Examine each line of the data. Copy those that contain the string "Shed".

***** Supplied records

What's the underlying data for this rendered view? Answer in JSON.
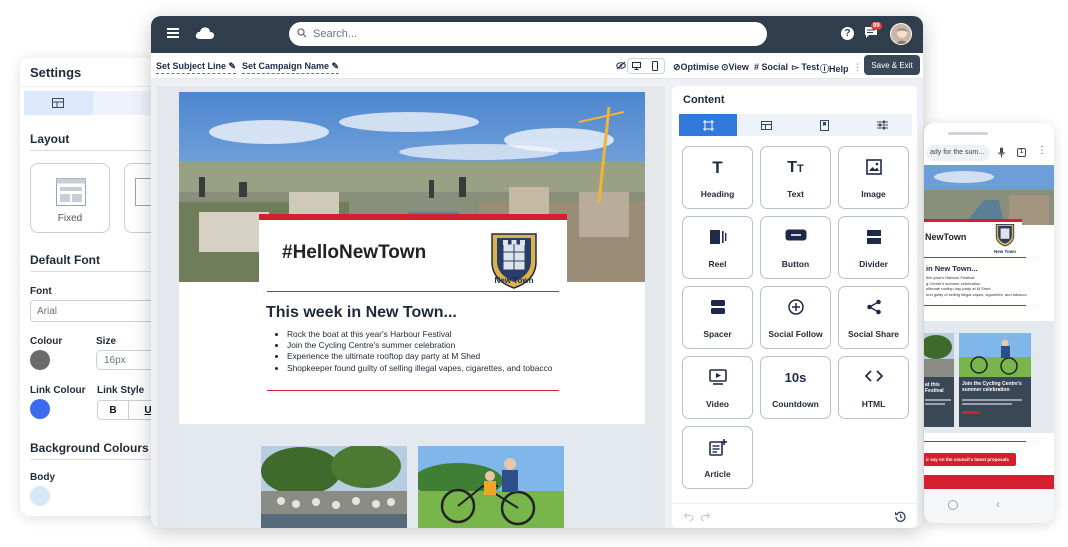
{
  "settings": {
    "title": "Settings",
    "layout_title": "Layout",
    "layout_option": "Fixed",
    "default_font_title": "Default Font",
    "font_label": "Font",
    "font_value": "Arial",
    "colour_label": "Colour",
    "size_label": "Size",
    "size_value": "16px",
    "link_colour_label": "Link Colour",
    "link_style_label": "Link Style",
    "bold_label": "B",
    "underline_label": "U",
    "background_title": "Background Colours",
    "body_label": "Body",
    "colors": {
      "font": "#6b6b6b",
      "link": "#3b6cf0",
      "body": "#d8e8fb"
    }
  },
  "topbar": {
    "search_placeholder": "Search...",
    "notification_count": "99",
    "help_symbol": "?"
  },
  "toolbar": {
    "subject_line": "Set Subject Line",
    "campaign_name": "Set Campaign Name",
    "optimise": "Optimise",
    "view": "View",
    "social": "Social",
    "test": "Test",
    "help": "Help",
    "save_exit": "Save & Exit"
  },
  "email": {
    "hero_title": "#HelloNewTown",
    "brand_name": "New Town",
    "section_title": "This week in New Town...",
    "bullets": [
      "Rock the boat at this year's Harbour Festival",
      "Join the Cycling Centre's summer celebration",
      "Experience the ultimate rooftop day party at M Shed",
      "Shopkeeper found guilty of selling illegal vapes, cigarettes, and tobacco"
    ]
  },
  "content": {
    "title": "Content",
    "tiles": [
      {
        "label": "Heading",
        "icon": "heading-icon"
      },
      {
        "label": "Text",
        "icon": "text-icon"
      },
      {
        "label": "Image",
        "icon": "image-icon"
      },
      {
        "label": "Reel",
        "icon": "reel-icon"
      },
      {
        "label": "Button",
        "icon": "button-icon"
      },
      {
        "label": "Divider",
        "icon": "divider-icon"
      },
      {
        "label": "Spacer",
        "icon": "spacer-icon"
      },
      {
        "label": "Social Follow",
        "icon": "social-follow-icon"
      },
      {
        "label": "Social Share",
        "icon": "share-icon"
      },
      {
        "label": "Video",
        "icon": "video-icon"
      },
      {
        "label": "Countdown",
        "icon": "countdown-icon",
        "glyph": "10s"
      },
      {
        "label": "HTML",
        "icon": "code-icon"
      },
      {
        "label": "Article",
        "icon": "article-icon"
      }
    ]
  },
  "mobile": {
    "url_text": "ady for the sum...",
    "hero_title": "NewTown",
    "brand_name": "New Town",
    "section_title": "in New Town...",
    "lines": [
      "this year's Harbour Festival",
      "g Centre's summer celebration",
      "ultimate rooftop day party at M Shed",
      "und guilty of selling illegal vapes, cigarettes, and tobacco"
    ],
    "card1_title_a": "at this",
    "card1_title_b": "Festival",
    "card2_title": "Join the Cycling Centre's summer celebration",
    "cta_text": "ir say on the council's latest proposals"
  }
}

**********

**Output for this task**
      "Experience the ultimate rooftop day party at M Shed",
      "ultimate rooftop day party at M Shed",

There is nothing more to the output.